*TASK DETAILS*
Only a number is wanted: the count of lines in this listing that contain "σοβαρή".

Start of DATA

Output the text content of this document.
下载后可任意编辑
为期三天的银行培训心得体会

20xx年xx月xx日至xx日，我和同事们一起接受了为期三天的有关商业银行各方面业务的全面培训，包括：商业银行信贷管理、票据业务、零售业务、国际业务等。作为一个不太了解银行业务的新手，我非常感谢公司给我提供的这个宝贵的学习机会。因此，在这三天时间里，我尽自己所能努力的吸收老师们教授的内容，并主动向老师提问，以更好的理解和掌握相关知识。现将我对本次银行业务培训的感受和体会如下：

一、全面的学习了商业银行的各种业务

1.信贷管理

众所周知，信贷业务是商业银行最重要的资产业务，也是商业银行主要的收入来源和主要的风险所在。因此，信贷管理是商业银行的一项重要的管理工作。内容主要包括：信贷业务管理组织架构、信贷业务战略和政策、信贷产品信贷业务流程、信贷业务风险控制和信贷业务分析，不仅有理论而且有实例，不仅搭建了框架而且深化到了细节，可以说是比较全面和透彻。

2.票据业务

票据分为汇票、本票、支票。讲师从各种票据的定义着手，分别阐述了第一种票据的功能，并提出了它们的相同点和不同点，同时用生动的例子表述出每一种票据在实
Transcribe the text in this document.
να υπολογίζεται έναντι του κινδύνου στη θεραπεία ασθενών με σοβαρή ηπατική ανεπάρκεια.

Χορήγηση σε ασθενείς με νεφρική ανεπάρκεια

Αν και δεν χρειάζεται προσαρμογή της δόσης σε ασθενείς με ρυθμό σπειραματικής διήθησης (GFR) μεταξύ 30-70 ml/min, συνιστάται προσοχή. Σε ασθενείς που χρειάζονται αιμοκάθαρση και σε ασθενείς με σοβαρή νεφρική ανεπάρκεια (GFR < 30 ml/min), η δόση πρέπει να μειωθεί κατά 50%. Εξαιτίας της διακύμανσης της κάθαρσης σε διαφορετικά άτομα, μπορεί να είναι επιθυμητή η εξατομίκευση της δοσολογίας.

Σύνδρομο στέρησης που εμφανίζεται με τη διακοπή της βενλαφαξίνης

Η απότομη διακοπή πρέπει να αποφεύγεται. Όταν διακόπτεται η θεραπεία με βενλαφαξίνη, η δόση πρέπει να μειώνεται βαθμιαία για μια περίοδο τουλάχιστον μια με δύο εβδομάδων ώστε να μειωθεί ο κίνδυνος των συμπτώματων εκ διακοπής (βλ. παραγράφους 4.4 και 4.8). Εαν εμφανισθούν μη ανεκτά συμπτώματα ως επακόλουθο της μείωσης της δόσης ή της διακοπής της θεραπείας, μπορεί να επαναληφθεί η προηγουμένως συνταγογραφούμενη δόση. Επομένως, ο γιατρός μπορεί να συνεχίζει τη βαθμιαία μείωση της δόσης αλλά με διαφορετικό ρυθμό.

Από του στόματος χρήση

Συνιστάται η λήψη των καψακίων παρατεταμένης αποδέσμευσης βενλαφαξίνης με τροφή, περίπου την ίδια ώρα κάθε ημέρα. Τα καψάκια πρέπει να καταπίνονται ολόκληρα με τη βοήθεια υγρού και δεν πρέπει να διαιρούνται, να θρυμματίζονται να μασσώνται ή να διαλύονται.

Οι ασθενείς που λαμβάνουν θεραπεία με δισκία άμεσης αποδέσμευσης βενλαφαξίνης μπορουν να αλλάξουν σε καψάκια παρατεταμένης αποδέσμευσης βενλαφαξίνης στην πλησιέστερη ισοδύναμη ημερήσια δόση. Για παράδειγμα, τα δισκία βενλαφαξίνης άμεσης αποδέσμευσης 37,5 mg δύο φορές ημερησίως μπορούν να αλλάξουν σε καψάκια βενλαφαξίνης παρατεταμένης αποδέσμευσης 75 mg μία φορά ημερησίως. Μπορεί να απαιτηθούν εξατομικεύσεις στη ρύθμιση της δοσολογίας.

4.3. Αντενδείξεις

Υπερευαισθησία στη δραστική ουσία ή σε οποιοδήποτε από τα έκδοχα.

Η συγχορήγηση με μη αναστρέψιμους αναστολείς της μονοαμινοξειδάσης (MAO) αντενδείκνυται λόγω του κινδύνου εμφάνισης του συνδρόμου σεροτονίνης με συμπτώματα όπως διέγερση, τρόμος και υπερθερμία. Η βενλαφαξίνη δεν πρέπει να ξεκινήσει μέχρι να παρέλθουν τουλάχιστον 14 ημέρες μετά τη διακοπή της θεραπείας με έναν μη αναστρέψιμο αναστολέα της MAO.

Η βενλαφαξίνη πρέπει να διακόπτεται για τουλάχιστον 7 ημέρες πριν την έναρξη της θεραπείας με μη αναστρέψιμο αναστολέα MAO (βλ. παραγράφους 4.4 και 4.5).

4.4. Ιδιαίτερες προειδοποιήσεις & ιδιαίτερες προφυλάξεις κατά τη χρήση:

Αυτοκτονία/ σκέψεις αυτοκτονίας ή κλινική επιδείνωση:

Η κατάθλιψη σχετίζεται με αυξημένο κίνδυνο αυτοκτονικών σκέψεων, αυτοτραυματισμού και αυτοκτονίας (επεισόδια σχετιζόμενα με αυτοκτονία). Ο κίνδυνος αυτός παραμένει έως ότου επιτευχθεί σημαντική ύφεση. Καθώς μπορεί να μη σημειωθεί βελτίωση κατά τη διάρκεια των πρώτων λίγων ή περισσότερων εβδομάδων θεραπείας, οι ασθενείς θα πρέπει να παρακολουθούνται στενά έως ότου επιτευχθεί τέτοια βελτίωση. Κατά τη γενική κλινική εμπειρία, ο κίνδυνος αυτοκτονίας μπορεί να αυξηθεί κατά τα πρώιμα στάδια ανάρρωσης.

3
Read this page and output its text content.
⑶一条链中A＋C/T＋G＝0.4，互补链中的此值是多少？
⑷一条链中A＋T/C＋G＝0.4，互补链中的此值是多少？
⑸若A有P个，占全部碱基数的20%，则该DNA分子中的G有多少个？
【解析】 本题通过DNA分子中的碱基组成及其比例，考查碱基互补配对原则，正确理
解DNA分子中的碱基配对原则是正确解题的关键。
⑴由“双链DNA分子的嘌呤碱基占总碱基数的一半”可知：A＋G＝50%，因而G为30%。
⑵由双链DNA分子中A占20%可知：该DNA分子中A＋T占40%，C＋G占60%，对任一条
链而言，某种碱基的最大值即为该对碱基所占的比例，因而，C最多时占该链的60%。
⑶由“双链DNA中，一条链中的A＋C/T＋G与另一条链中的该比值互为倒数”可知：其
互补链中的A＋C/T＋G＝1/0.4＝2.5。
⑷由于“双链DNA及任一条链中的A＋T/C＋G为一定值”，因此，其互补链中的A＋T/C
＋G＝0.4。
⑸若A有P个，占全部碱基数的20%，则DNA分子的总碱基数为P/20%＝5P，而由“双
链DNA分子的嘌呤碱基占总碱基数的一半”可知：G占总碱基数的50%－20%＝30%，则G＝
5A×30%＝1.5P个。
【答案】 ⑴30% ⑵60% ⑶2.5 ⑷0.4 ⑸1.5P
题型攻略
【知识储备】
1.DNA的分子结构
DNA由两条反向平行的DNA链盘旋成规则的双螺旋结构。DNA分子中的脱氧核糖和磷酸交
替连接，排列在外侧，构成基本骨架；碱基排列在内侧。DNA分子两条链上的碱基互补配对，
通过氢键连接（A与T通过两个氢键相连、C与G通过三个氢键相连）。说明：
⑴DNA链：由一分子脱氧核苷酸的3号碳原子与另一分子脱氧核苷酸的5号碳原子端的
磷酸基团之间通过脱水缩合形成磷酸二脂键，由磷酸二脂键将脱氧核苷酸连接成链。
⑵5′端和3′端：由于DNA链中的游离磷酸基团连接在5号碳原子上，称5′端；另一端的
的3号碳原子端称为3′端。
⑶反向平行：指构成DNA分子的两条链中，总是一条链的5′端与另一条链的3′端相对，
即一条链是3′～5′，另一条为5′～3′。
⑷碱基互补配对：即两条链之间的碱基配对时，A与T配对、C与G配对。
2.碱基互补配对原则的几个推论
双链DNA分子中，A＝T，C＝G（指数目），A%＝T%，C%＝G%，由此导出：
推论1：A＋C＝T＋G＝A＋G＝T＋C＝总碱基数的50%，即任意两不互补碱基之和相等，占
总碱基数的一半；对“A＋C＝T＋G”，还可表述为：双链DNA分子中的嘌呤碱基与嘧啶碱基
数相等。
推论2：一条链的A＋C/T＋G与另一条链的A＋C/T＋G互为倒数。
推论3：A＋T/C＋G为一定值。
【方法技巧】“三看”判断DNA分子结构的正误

End of DATA

*WRITTEN ANSWER*
2